● Work instructions: For every line in the data below that contains "name", copy the line.

Dataset rows about figures:
.....
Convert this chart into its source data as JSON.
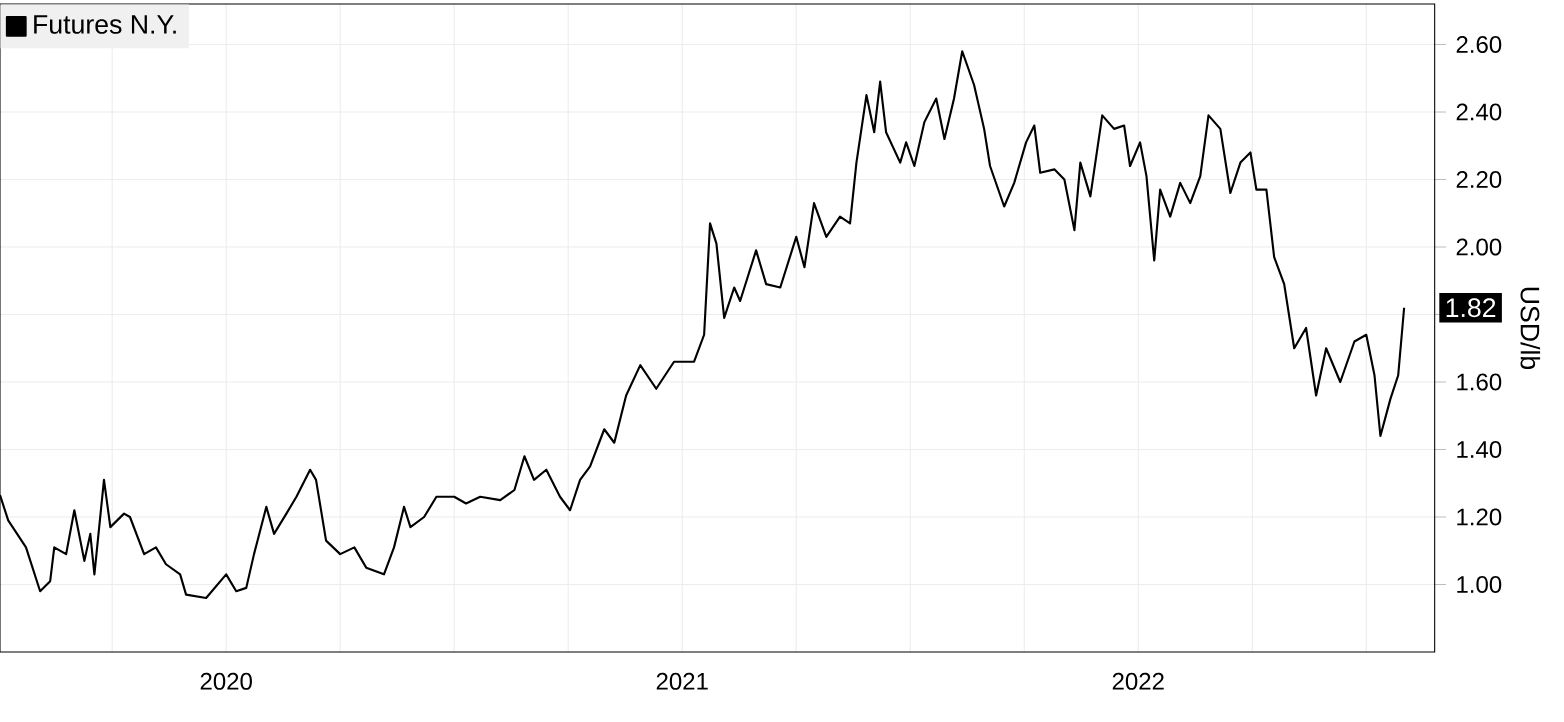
{
  "chart_data": {
    "type": "line",
    "ylabel": "USD/lb",
    "legend": "top left",
    "grid": true,
    "marker": "none",
    "line_style": "solid",
    "xlim": [
      2019.504,
      2022.65
    ],
    "ylim": [
      0.8,
      2.72
    ],
    "xticks": [
      {
        "value": 2019.75,
        "label": null
      },
      2020,
      {
        "value": 2020.25,
        "label": null
      },
      {
        "value": 2020.5,
        "label": null
      },
      {
        "value": 2020.75,
        "label": null
      },
      2021,
      {
        "value": 2021.25,
        "label": null
      },
      {
        "value": 2021.5,
        "label": null
      },
      {
        "value": 2021.75,
        "label": null
      },
      2022,
      {
        "value": 2022.25,
        "label": null
      },
      {
        "value": 2022.5,
        "label": null
      }
    ],
    "yticks": [
      {
        "value": 1.0,
        "label": "1.00"
      },
      {
        "value": 1.2,
        "label": "1.20"
      },
      {
        "value": 1.4,
        "label": "1.40"
      },
      {
        "value": 1.6,
        "label": "1.60"
      },
      {
        "value": 1.8,
        "label": null
      },
      {
        "value": 2.0,
        "label": "2.00"
      },
      {
        "value": 2.2,
        "label": "2.20"
      },
      {
        "value": 2.4,
        "label": "2.40"
      },
      {
        "value": 2.6,
        "label": "2.60"
      }
    ],
    "x": [
      2019.504,
      2019.522,
      2019.561,
      2019.592,
      2019.614,
      2019.623,
      2019.649,
      2019.667,
      2019.689,
      2019.702,
      2019.711,
      2019.732,
      2019.746,
      2019.776,
      2019.789,
      2019.82,
      2019.846,
      2019.868,
      2019.899,
      2019.912,
      2019.956,
      2020.0,
      2020.022,
      2020.044,
      2020.061,
      2020.088,
      2020.105,
      2020.132,
      2020.154,
      2020.184,
      2020.197,
      2020.219,
      2020.25,
      2020.281,
      2020.307,
      2020.346,
      2020.368,
      2020.39,
      2020.404,
      2020.434,
      2020.461,
      2020.5,
      2020.526,
      2020.557,
      2020.601,
      2020.632,
      2020.654,
      2020.675,
      2020.702,
      2020.732,
      2020.754,
      2020.776,
      2020.798,
      2020.829,
      2020.851,
      2020.877,
      2020.908,
      2020.943,
      2020.982,
      2021.026,
      2021.048,
      2021.061,
      2021.075,
      2021.092,
      2021.114,
      2021.127,
      2021.162,
      2021.184,
      2021.215,
      2021.25,
      2021.268,
      2021.289,
      2021.316,
      2021.346,
      2021.368,
      2021.382,
      2021.404,
      2021.421,
      2021.434,
      2021.447,
      2021.478,
      2021.491,
      2021.509,
      2021.531,
      2021.557,
      2021.575,
      2021.596,
      2021.614,
      2021.64,
      2021.662,
      2021.675,
      2021.706,
      2021.728,
      2021.754,
      2021.772,
      2021.785,
      2021.816,
      2021.838,
      2021.86,
      2021.873,
      2021.895,
      2021.921,
      2021.947,
      2021.969,
      2021.982,
      2022.004,
      2022.018,
      2022.035,
      2022.048,
      2022.07,
      2022.092,
      2022.114,
      2022.136,
      2022.154,
      2022.18,
      2022.202,
      2022.224,
      2022.246,
      2022.259,
      2022.281,
      2022.298,
      2022.32,
      2022.342,
      2022.368,
      2022.39,
      2022.412,
      2022.443,
      2022.474,
      2022.5,
      2022.518,
      2022.531,
      2022.553,
      2022.57,
      2022.583
    ],
    "series": [
      {
        "name": "Futures N.Y.",
        "color": "#000000",
        "values": [
          1.265,
          1.19,
          1.11,
          0.98,
          1.01,
          1.11,
          1.09,
          1.22,
          1.07,
          1.15,
          1.03,
          1.31,
          1.17,
          1.21,
          1.2,
          1.09,
          1.11,
          1.06,
          1.03,
          0.97,
          0.96,
          1.03,
          0.98,
          0.99,
          1.09,
          1.23,
          1.15,
          1.21,
          1.26,
          1.34,
          1.31,
          1.13,
          1.09,
          1.11,
          1.05,
          1.03,
          1.11,
          1.23,
          1.17,
          1.2,
          1.26,
          1.26,
          1.24,
          1.26,
          1.25,
          1.28,
          1.38,
          1.31,
          1.34,
          1.26,
          1.22,
          1.31,
          1.35,
          1.46,
          1.42,
          1.56,
          1.65,
          1.58,
          1.66,
          1.66,
          1.74,
          2.07,
          2.01,
          1.79,
          1.88,
          1.84,
          1.99,
          1.89,
          1.88,
          2.03,
          1.94,
          2.13,
          2.03,
          2.09,
          2.07,
          2.25,
          2.45,
          2.34,
          2.49,
          2.34,
          2.25,
          2.31,
          2.24,
          2.37,
          2.44,
          2.32,
          2.44,
          2.58,
          2.48,
          2.35,
          2.24,
          2.12,
          2.19,
          2.31,
          2.36,
          2.22,
          2.23,
          2.2,
          2.05,
          2.25,
          2.15,
          2.39,
          2.35,
          2.36,
          2.24,
          2.31,
          2.21,
          1.96,
          2.17,
          2.09,
          2.19,
          2.13,
          2.21,
          2.39,
          2.35,
          2.16,
          2.25,
          2.28,
          2.17,
          2.17,
          1.97,
          1.89,
          1.7,
          1.76,
          1.56,
          1.7,
          1.6,
          1.72,
          1.74,
          1.62,
          1.44,
          1.55,
          1.62,
          1.82
        ]
      }
    ],
    "annotations": [
      {
        "text": "1.82",
        "x": 2022.583,
        "y": 1.82
      }
    ]
  }
}
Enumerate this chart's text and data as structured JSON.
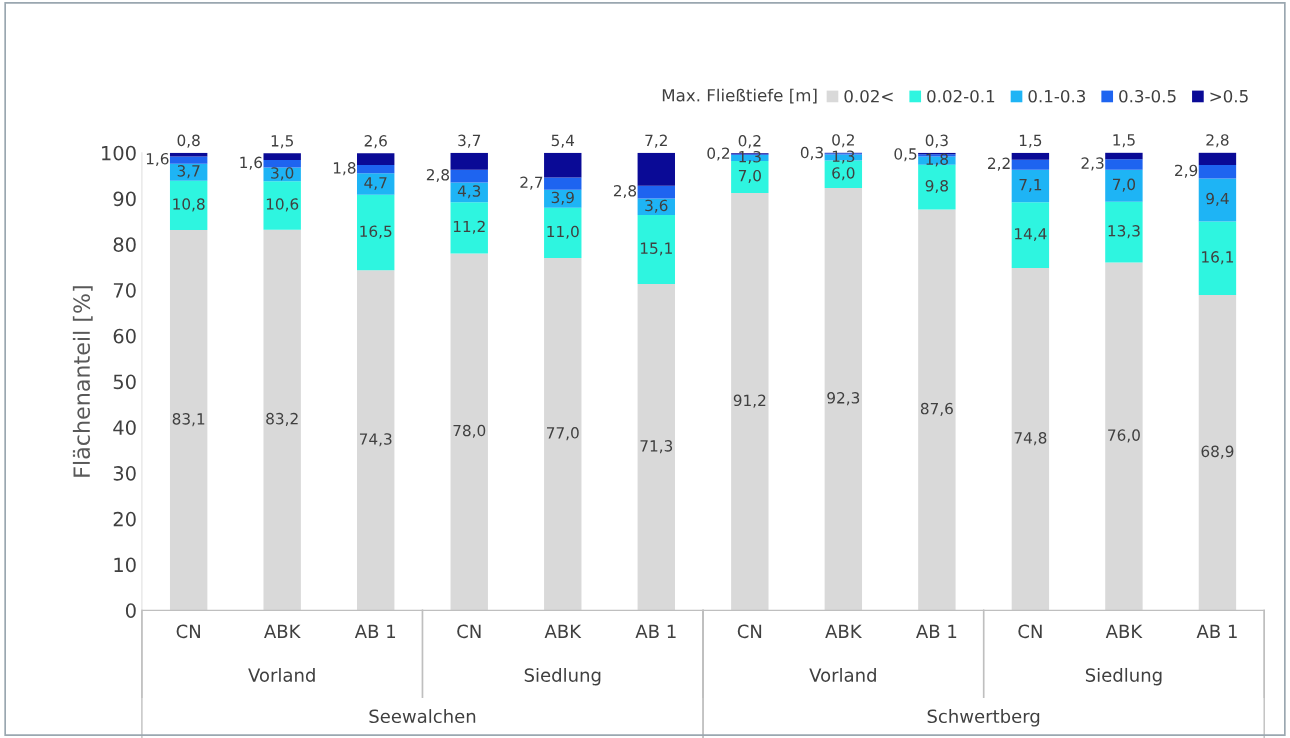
{
  "chart_data": {
    "type": "bar",
    "stacked": true,
    "ylabel": "Flächenanteil [%]",
    "legend_title": "Max. Fließtiefe [m]",
    "legend": "top right",
    "categories": [
      "CN",
      "ABK",
      "AB 1",
      "CN",
      "ABK",
      "AB 1",
      "CN",
      "ABK",
      "AB 1",
      "CN",
      "ABK",
      "AB 1"
    ],
    "annotations": [
      "Vorland",
      "Siedlung",
      "Vorland",
      "Siedlung",
      "Seewalchen",
      "Schwertberg"
    ],
    "ylim": [
      0,
      100
    ],
    "yticks": [
      0,
      10,
      20,
      30,
      40,
      50,
      60,
      70,
      80,
      90,
      100
    ],
    "grid": false,
    "series": [
      {
        "name": "0.02<",
        "color": "#d9d9d9",
        "values": [
          83.1,
          83.2,
          74.3,
          78.0,
          77.0,
          71.3,
          91.2,
          92.3,
          87.6,
          74.8,
          76.0,
          68.9
        ],
        "value_labels": [
          "83,1",
          "83,2",
          "74,3",
          "78,0",
          "77,0",
          "71,3",
          "91,2",
          "92,3",
          "87,6",
          "74,8",
          "76,0",
          "68,9"
        ]
      },
      {
        "name": "0.02-0.1",
        "color": "#2ef5e0",
        "values": [
          10.8,
          10.6,
          16.5,
          11.2,
          11.0,
          15.1,
          7.0,
          6.0,
          9.8,
          14.4,
          13.3,
          16.1
        ],
        "value_labels": [
          "10,8",
          "10,6",
          "16,5",
          "11,2",
          "11,0",
          "15,1",
          "7,0",
          "6,0",
          "9,8",
          "14,4",
          "13,3",
          "16,1"
        ]
      },
      {
        "name": "0.1-0.3",
        "color": "#1eb4f5",
        "values": [
          3.7,
          3.0,
          4.7,
          4.3,
          3.9,
          3.6,
          1.3,
          1.3,
          1.8,
          7.1,
          7.0,
          9.4
        ],
        "value_labels": [
          "3,7",
          "3,0",
          "4,7",
          "4,3",
          "3,9",
          "3,6",
          "1,3",
          "1,3",
          "1,8",
          "7,1",
          "7,0",
          "9,4"
        ]
      },
      {
        "name": "0.3-0.5",
        "color": "#1e64f0",
        "values": [
          1.6,
          1.6,
          1.8,
          2.8,
          2.7,
          2.8,
          0.2,
          0.3,
          0.5,
          2.2,
          2.3,
          2.9
        ],
        "value_labels": [
          "1,6",
          "1,6",
          "1,8",
          "2,8",
          "2,7",
          "2,8",
          "0,2",
          "0,3",
          "0,5",
          "2,2",
          "2,3",
          "2,9"
        ]
      },
      {
        "name": ">0.5",
        "color": "#0a0a96",
        "values": [
          0.8,
          1.5,
          2.6,
          3.7,
          5.4,
          7.2,
          0.2,
          0.2,
          0.3,
          1.5,
          1.5,
          2.8
        ],
        "value_labels": [
          "0,8",
          "1,5",
          "2,6",
          "3,7",
          "5,4",
          "7,2",
          "0,2",
          "0,2",
          "0,3",
          "1,5",
          "1,5",
          "2,8"
        ]
      }
    ]
  }
}
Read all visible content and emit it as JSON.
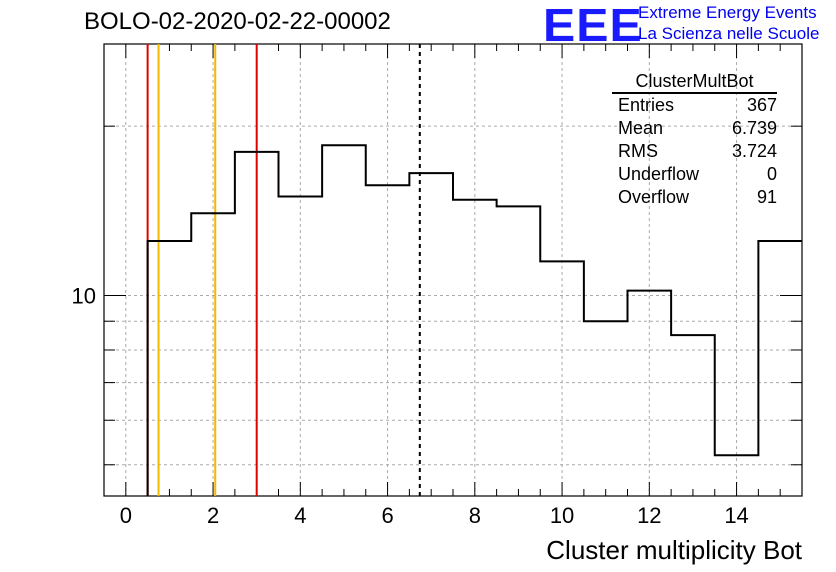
{
  "header": {
    "run_title": "BOLO-02-2020-02-22-00002",
    "logo_text": "EEE",
    "org_line1": "Extreme Energy Events",
    "org_line2": "La Scienza nelle Scuole",
    "brand_color": "#1a1aff"
  },
  "stats": {
    "title": "ClusterMultBot",
    "rows": [
      {
        "label": "Entries",
        "value": "367"
      },
      {
        "label": "Mean",
        "value": "6.739"
      },
      {
        "label": "RMS",
        "value": "3.724"
      },
      {
        "label": "Underflow",
        "value": "0"
      },
      {
        "label": "Overflow",
        "value": "91"
      }
    ]
  },
  "chart_data": {
    "type": "histogram",
    "title": "BOLO-02-2020-02-22-00002",
    "xlabel": "Cluster multiplicity Bot",
    "ylabel": "",
    "xlim": [
      -0.5,
      15.5
    ],
    "ylim": [
      4.4,
      28
    ],
    "yscale": "log",
    "grid": true,
    "bin_edges": [
      -0.5,
      0.5,
      1.5,
      2.5,
      3.5,
      4.5,
      5.5,
      6.5,
      7.5,
      8.5,
      9.5,
      10.5,
      11.5,
      12.5,
      13.5,
      14.5,
      15.5
    ],
    "values": [
      0,
      12.5,
      14,
      18,
      15,
      18.5,
      15.7,
      16.5,
      14.8,
      14.4,
      11.5,
      9,
      10.2,
      8.5,
      5.2,
      12.5
    ],
    "x_ticks": [
      0,
      2,
      4,
      6,
      8,
      10,
      12,
      14
    ],
    "y_tick_labels": [
      {
        "value": 10,
        "label": "10"
      }
    ],
    "vertical_lines": [
      {
        "x": 0.5,
        "color": "#e00000",
        "style": "solid"
      },
      {
        "x": 0.75,
        "color": "#f5b800",
        "style": "solid"
      },
      {
        "x": 2.05,
        "color": "#f5b800",
        "style": "solid"
      },
      {
        "x": 3.0,
        "color": "#e00000",
        "style": "solid"
      },
      {
        "x": 6.739,
        "color": "#000000",
        "style": "dashed"
      }
    ]
  }
}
.....
● The response:
        "name": "Futures N.Y.",
        "name": "0.02<",
        "name": "0.02-0.1",
        "name": "0.1-0.3",
        "name": "0.3-0.5",
        "name": ">0.5",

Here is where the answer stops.